Saved entries
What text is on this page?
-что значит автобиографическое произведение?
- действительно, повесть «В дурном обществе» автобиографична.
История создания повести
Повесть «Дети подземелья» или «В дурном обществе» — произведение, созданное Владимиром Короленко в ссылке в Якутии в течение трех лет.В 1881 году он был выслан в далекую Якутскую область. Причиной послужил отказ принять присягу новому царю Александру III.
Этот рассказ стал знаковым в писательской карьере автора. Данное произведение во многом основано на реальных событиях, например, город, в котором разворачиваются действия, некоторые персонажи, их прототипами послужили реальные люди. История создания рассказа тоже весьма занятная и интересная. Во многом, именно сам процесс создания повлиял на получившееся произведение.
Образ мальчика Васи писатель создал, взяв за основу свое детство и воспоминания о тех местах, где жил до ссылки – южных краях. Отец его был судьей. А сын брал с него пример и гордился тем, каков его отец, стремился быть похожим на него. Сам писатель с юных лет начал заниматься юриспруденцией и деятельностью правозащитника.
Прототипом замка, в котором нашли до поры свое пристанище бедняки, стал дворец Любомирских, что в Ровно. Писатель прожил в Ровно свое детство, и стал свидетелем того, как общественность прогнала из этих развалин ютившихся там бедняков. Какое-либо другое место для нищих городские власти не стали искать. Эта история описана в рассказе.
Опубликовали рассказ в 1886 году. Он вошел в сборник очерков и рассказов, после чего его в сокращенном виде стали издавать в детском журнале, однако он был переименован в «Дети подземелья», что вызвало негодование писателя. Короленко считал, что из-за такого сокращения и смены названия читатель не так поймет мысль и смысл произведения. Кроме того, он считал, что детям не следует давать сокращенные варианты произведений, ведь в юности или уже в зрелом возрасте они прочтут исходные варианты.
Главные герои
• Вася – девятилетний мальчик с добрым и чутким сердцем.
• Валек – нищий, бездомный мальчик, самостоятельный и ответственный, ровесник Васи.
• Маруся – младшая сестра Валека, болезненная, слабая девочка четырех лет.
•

## AIM
Copy, from the material above, each line in which the string "создания" occurs.

## RESPONSE BELOW
История создания повести
Этот рассказ стал знаковым в писательской карьере автора. Данное произведение во многом основано на реальных событиях, например, город, в котором разворачиваются действия, некоторые персонажи, их прототипами послужили реальные люди. История создания рассказа тоже весьма занятная и интересная. Во многом, именно сам процесс создания повлиял на получившееся произведение.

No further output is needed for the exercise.